[Aim of the task] Write out all of these lines word for word, but leave out the pictures.

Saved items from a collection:
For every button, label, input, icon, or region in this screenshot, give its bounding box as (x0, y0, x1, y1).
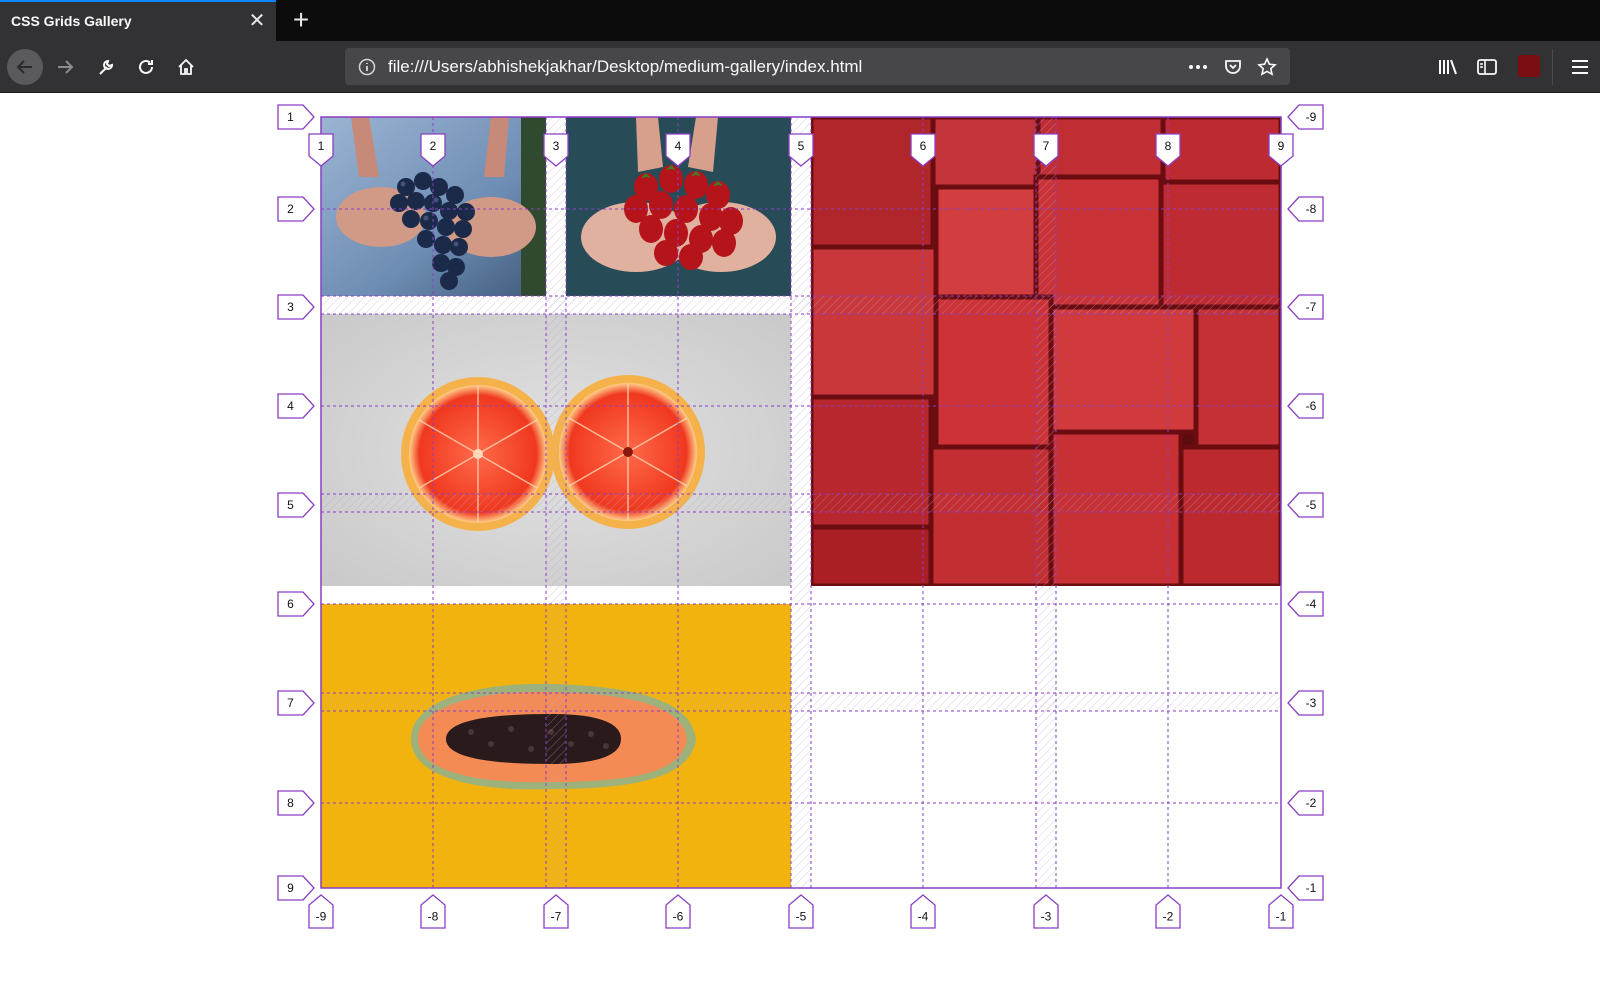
row-line-label-negative-text: -7 (1306, 300, 1317, 314)
wrench-icon (99, 59, 114, 75)
gallery-image-papaya[interactable] (321, 604, 791, 888)
column-line-label-negative-text: -4 (918, 910, 929, 924)
home-button[interactable] (168, 49, 204, 85)
row-line-label-text: 3 (287, 300, 294, 314)
row-line-label-negative: -6 (1287, 393, 1324, 419)
row-line-label: 2 (277, 196, 315, 222)
tab-strip: CSS Grids Gallery ✕ + (0, 0, 1600, 41)
gallery-image-watermelon[interactable] (811, 117, 1281, 586)
pocket-icon[interactable] (1222, 57, 1244, 77)
column-line-label-negative: -6 (665, 894, 691, 929)
row-line-label-negative-text: -5 (1306, 498, 1317, 512)
row-line-label-text: 2 (287, 202, 294, 216)
row-line-label-negative-text: -6 (1306, 399, 1317, 413)
column-line-label-negative: -3 (1033, 894, 1059, 929)
reload-button[interactable] (128, 49, 164, 85)
tab-css-grids-gallery[interactable]: CSS Grids Gallery ✕ (0, 0, 276, 41)
row-line-label-negative: -2 (1287, 790, 1324, 816)
row-line-label: 3 (277, 294, 315, 320)
row-line-label: 8 (277, 790, 315, 816)
row-line-label-negative-text: -9 (1306, 110, 1317, 124)
url-text[interactable]: file:///Users/abhishekjakhar/Desktop/med… (388, 57, 862, 77)
row-line-label-text: 6 (287, 597, 294, 611)
reload-icon (139, 59, 153, 74)
column-line-label-negative-text: -7 (551, 910, 562, 924)
row-line-label-text: 7 (287, 696, 294, 710)
row-line-label-negative: -5 (1287, 492, 1324, 518)
row-line-label-text: 9 (287, 881, 294, 895)
row-line-label: 1 (277, 104, 315, 130)
row-line-label: 7 (277, 690, 315, 716)
gallery-image-grapes[interactable] (321, 117, 546, 296)
library-icon[interactable] (1436, 55, 1460, 79)
column-line-label-negative-text: -9 (316, 910, 327, 924)
column-line-label-negative: -4 (910, 894, 936, 929)
column-line-label-negative: -7 (543, 894, 569, 929)
toolbar-separator (1552, 49, 1553, 85)
navigation-toolbar: file:///Users/abhishekjakhar/Desktop/med… (0, 41, 1600, 93)
row-line-label-negative-text: -2 (1306, 796, 1317, 810)
column-line-label-negative: -8 (420, 894, 446, 929)
hamburger-menu-icon[interactable] (1568, 55, 1592, 79)
gallery-image-grapefruit[interactable] (321, 314, 791, 586)
row-line-label-text: 4 (287, 399, 294, 413)
tab-title: CSS Grids Gallery (11, 13, 132, 29)
column-line-label-negative-text: -1 (1276, 910, 1287, 924)
row-line-label-negative-text: -4 (1306, 597, 1317, 611)
row-line-label-negative: -3 (1287, 690, 1324, 716)
close-tab-icon[interactable]: ✕ (246, 10, 268, 32)
row-line-label-negative: -9 (1287, 104, 1324, 130)
row-line-label-negative: -7 (1287, 294, 1324, 320)
sidebar-icon[interactable] (1475, 55, 1499, 79)
gallery-image-strawberries[interactable] (566, 117, 791, 296)
column-line-label-negative-text: -2 (1163, 910, 1174, 924)
forward-button[interactable] (47, 49, 83, 85)
tools-button[interactable] (88, 49, 124, 85)
row-line-label: 4 (277, 393, 315, 419)
column-line-label-negative: -1 (1268, 894, 1294, 929)
column-line-label-negative-text: -6 (673, 910, 684, 924)
column-line-label-negative-text: -8 (428, 910, 439, 924)
page-content: 1 2 3 4 5 6 7 8 9 -9 -8 -7 -6 -5 -4 -3 -2 -1 1 2 3 4 5 6 7 8 9 -9 -8… (0, 93, 1600, 1000)
new-tab-button[interactable]: + (288, 6, 314, 34)
column-line-label-negative: -2 (1155, 894, 1181, 929)
row-line-label-negative-text: -8 (1306, 202, 1317, 216)
column-line-label-negative: -9 (308, 894, 334, 929)
back-arrow-icon (16, 60, 32, 74)
row-line-label-negative-text: -3 (1306, 696, 1317, 710)
back-button[interactable] (7, 49, 43, 85)
row-line-label-negative: -8 (1287, 196, 1324, 222)
row-line-label-text: 8 (287, 796, 294, 810)
extension-icon[interactable] (1518, 55, 1540, 77)
row-line-label-negative: -1 (1287, 875, 1324, 901)
page-actions-icon[interactable] (1187, 57, 1209, 77)
row-line-label-text: 1 (287, 110, 294, 124)
row-line-label-negative: -4 (1287, 591, 1324, 617)
url-bar[interactable]: file:///Users/abhishekjakhar/Desktop/med… (345, 48, 1290, 85)
row-line-label: 9 (277, 875, 315, 901)
forward-arrow-icon (58, 60, 74, 74)
column-line-label-negative-text: -3 (1041, 910, 1052, 924)
row-line-label: 5 (277, 492, 315, 518)
bookmark-star-icon[interactable] (1256, 57, 1278, 77)
column-line-label-negative-text: -5 (796, 910, 807, 924)
gallery-grid (321, 117, 1281, 888)
info-icon[interactable] (357, 57, 377, 77)
home-icon (178, 58, 194, 75)
row-line-label: 6 (277, 591, 315, 617)
column-line-label-negative: -5 (788, 894, 814, 929)
row-line-label-negative-text: -1 (1306, 881, 1317, 895)
row-line-label-text: 5 (287, 498, 294, 512)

[Worked solution]
For every button, label, input, icon, or region in this screenshot, give its bounding box as (x0, y0, x1, y1).
row-line-label-negative-text: -7 (1306, 300, 1317, 314)
wrench-icon (99, 59, 114, 75)
gallery-image-papaya[interactable] (321, 604, 791, 888)
column-line-label-negative-text: -4 (918, 910, 929, 924)
home-button[interactable] (168, 49, 204, 85)
row-line-label-text: 3 (287, 300, 294, 314)
row-line-label-negative: -6 (1287, 393, 1324, 419)
row-line-label: 2 (277, 196, 315, 222)
tab-strip: CSS Grids Gallery ✕ + (0, 0, 1600, 41)
gallery-image-watermelon[interactable] (811, 117, 1281, 586)
pocket-icon[interactable] (1222, 57, 1244, 77)
column-line-label-negative: -6 (665, 894, 691, 929)
row-line-label-negative-text: -5 (1306, 498, 1317, 512)
row-line-label-text: 2 (287, 202, 294, 216)
row-line-label-negative-text: -6 (1306, 399, 1317, 413)
column-line-label-negative: -3 (1033, 894, 1059, 929)
reload-button[interactable] (128, 49, 164, 85)
tab-css-grids-gallery[interactable]: CSS Grids Gallery ✕ (0, 0, 276, 41)
row-line-label-negative: -2 (1287, 790, 1324, 816)
row-line-label: 3 (277, 294, 315, 320)
row-line-label: 8 (277, 790, 315, 816)
row-line-label-negative-text: -9 (1306, 110, 1317, 124)
url-text[interactable]: file:///Users/abhishekjakhar/Desktop/med… (388, 57, 862, 77)
row-line-label-text: 6 (287, 597, 294, 611)
reload-icon (139, 59, 153, 74)
column-line-label-negative-text: -7 (551, 910, 562, 924)
row-line-label-text: 7 (287, 696, 294, 710)
row-line-label-negative: -5 (1287, 492, 1324, 518)
row-line-label-text: 9 (287, 881, 294, 895)
row-line-label: 1 (277, 104, 315, 130)
row-line-label: 7 (277, 690, 315, 716)
gallery-image-grapes[interactable] (321, 117, 546, 296)
library-icon[interactable] (1436, 55, 1460, 79)
column-line-label-negative-text: -9 (316, 910, 327, 924)
column-line-label-negative: -4 (910, 894, 936, 929)
column-line-label-negative: -7 (543, 894, 569, 929)
toolbar-separator (1552, 49, 1553, 85)
navigation-toolbar: file:///Users/abhishekjakhar/Desktop/med… (0, 41, 1600, 93)
row-line-label-negative-text: -2 (1306, 796, 1317, 810)
column-line-label-negative: -8 (420, 894, 446, 929)
hamburger-menu-icon[interactable] (1568, 55, 1592, 79)
gallery-image-grapefruit[interactable] (321, 314, 791, 586)
row-line-label-text: 4 (287, 399, 294, 413)
tab-title: CSS Grids Gallery (11, 13, 132, 29)
column-line-label-negative-text: -1 (1276, 910, 1287, 924)
row-line-label-negative-text: -4 (1306, 597, 1317, 611)
row-line-label-negative: -3 (1287, 690, 1324, 716)
close-tab-icon[interactable]: ✕ (246, 10, 268, 32)
row-line-label-negative: -9 (1287, 104, 1324, 130)
row-line-label-negative: -7 (1287, 294, 1324, 320)
sidebar-icon[interactable] (1475, 55, 1499, 79)
gallery-image-strawberries[interactable] (566, 117, 791, 296)
column-line-label-negative-text: -2 (1163, 910, 1174, 924)
forward-button[interactable] (47, 49, 83, 85)
tools-button[interactable] (88, 49, 124, 85)
row-line-label: 4 (277, 393, 315, 419)
column-line-label-negative: -1 (1268, 894, 1294, 929)
column-line-label-negative-text: -6 (673, 910, 684, 924)
column-line-label-negative-text: -8 (428, 910, 439, 924)
page-content: 1 2 3 4 5 6 7 8 9 -9 -8 -7 -6 -5 -4 -3 -2 -1 1 2 3 4 5 6 7 8 9 -9 -8… (0, 93, 1600, 1000)
new-tab-button[interactable]: + (288, 6, 314, 34)
column-line-label-negative: -2 (1155, 894, 1181, 929)
row-line-label-negative-text: -8 (1306, 202, 1317, 216)
column-line-label-negative: -9 (308, 894, 334, 929)
back-arrow-icon (16, 60, 32, 74)
row-line-label-negative-text: -3 (1306, 696, 1317, 710)
back-button[interactable] (7, 49, 43, 85)
row-line-label-negative: -8 (1287, 196, 1324, 222)
row-line-label-text: 8 (287, 796, 294, 810)
extension-icon[interactable] (1518, 55, 1540, 77)
row-line-label-negative: -1 (1287, 875, 1324, 901)
page-actions-icon[interactable] (1187, 57, 1209, 77)
row-line-label-text: 1 (287, 110, 294, 124)
row-line-label-negative: -4 (1287, 591, 1324, 617)
url-bar[interactable]: file:///Users/abhishekjakhar/Desktop/med… (345, 48, 1290, 85)
row-line-label: 9 (277, 875, 315, 901)
forward-arrow-icon (58, 60, 74, 74)
column-line-label-negative-text: -3 (1041, 910, 1052, 924)
row-line-label: 5 (277, 492, 315, 518)
bookmark-star-icon[interactable] (1256, 57, 1278, 77)
column-line-label-negative-text: -5 (796, 910, 807, 924)
gallery-grid (321, 117, 1281, 888)
info-icon[interactable] (357, 57, 377, 77)
home-icon (178, 58, 194, 75)
row-line-label: 6 (277, 591, 315, 617)
column-line-label-negative: -5 (788, 894, 814, 929)
row-line-label-negative-text: -1 (1306, 881, 1317, 895)
row-line-label-text: 5 (287, 498, 294, 512)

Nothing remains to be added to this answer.